**** Exercise materials ****

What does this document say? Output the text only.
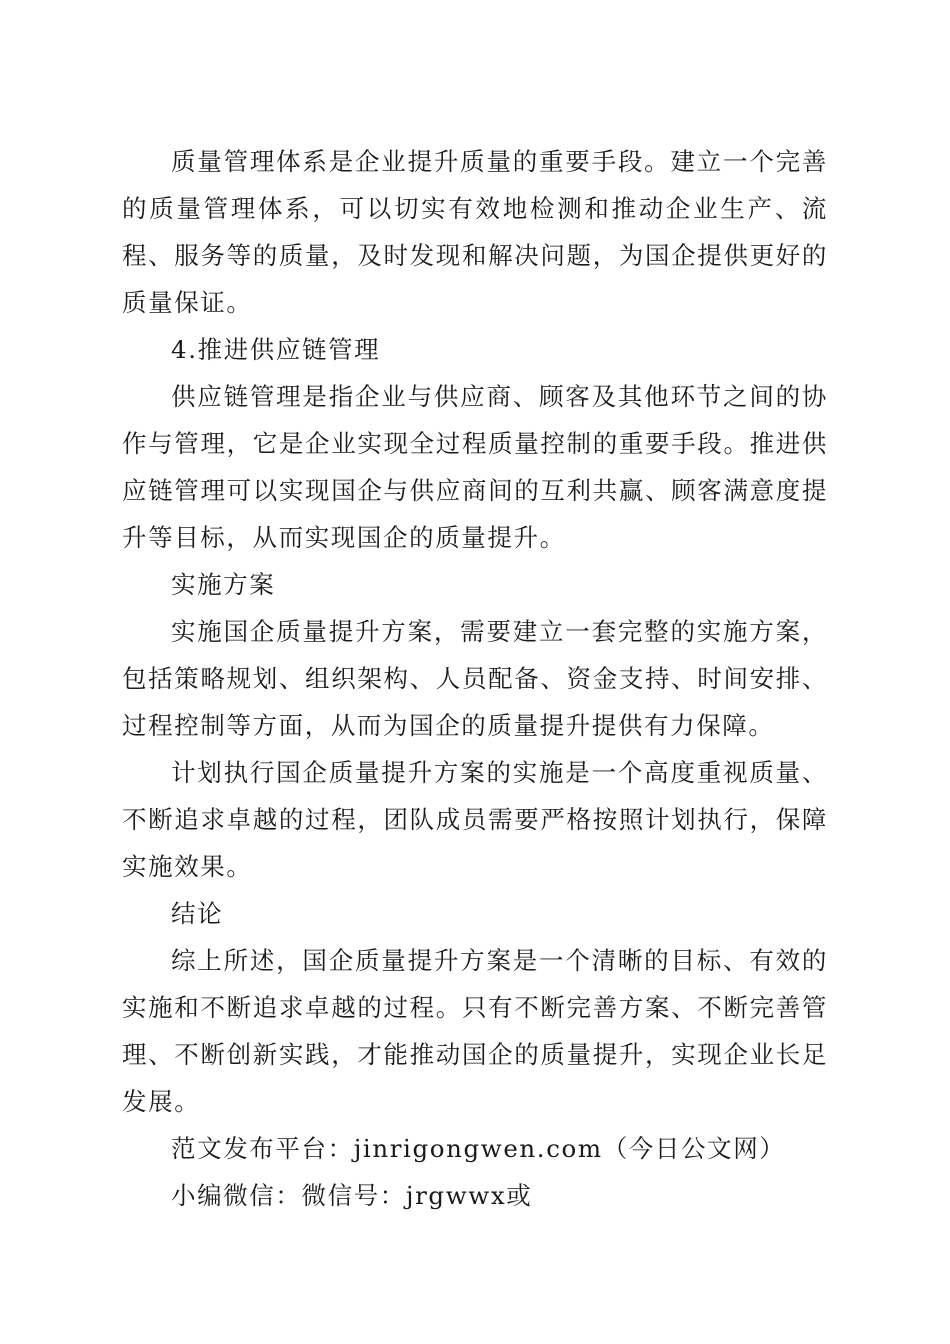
质量管理体系是企业提升质量的重要手段。建立一个完善的质量管理体系，可以切实有效地检测和推动企业生产、流程、服务等的质量，及时发现和解决问题，为国企提供更好的质量保证。

4.推进供应链管理

供应链管理是指企业与供应商、顾客及其他环节之间的协作与管理，它是企业实现全过程质量控制的重要手段。推进供应链管理可以实现国企与供应商间的互利共赢、顾客满意度提升等目标，从而实现国企的质量提升。

实施方案

实施国企质量提升方案，需要建立一套完整的实施方案，包括策略规划、组织架构、人员配备、资金支持、时间安排、过程控制等方面，从而为国企的质量提升提供有力保障。

计划执行国企质量提升方案的实施是一个高度重视质量、不断追求卓越的过程，团队成员需要严格按照计划执行，保障实施效果。

结论

综上所述，国企质量提升方案是一个清晰的目标、有效的实施和不断追求卓越的过程。只有不断完善方案、不断完善管理、不断创新实践，才能推动国企的质量提升，实现企业长足发展。

范文发布平台：jinrigongwen.com（今日公文网）

小编微信：微信号：jrgwwx或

****

Aim: Omit every image. Quote each record exactly.

Answer to the exercise:
What does this document say? Output the text only.
质量管理体系是企业提升质量的重要手段。建立一个完善的质量管理体系，可以切实有效地检测和推动企业生产、流程、服务等的质量，及时发现和解决问题，为国企提供更好的质量保证。

4.推进供应链管理

供应链管理是指企业与供应商、顾客及其他环节之间的协作与管理，它是企业实现全过程质量控制的重要手段。推进供应链管理可以实现国企与供应商间的互利共赢、顾客满意度提升等目标，从而实现国企的质量提升。

实施方案

实施国企质量提升方案，需要建立一套完整的实施方案，包括策略规划、组织架构、人员配备、资金支持、时间安排、过程控制等方面，从而为国企的质量提升提供有力保障。

计划执行国企质量提升方案的实施是一个高度重视质量、不断追求卓越的过程，团队成员需要严格按照计划执行，保障实施效果。

结论

综上所述，国企质量提升方案是一个清晰的目标、有效的实施和不断追求卓越的过程。只有不断完善方案、不断完善管理、不断创新实践，才能推动国企的质量提升，实现企业长足发展。

范文发布平台：jinrigongwen.com（今日公文网）

小编微信：微信号：jrgwwx或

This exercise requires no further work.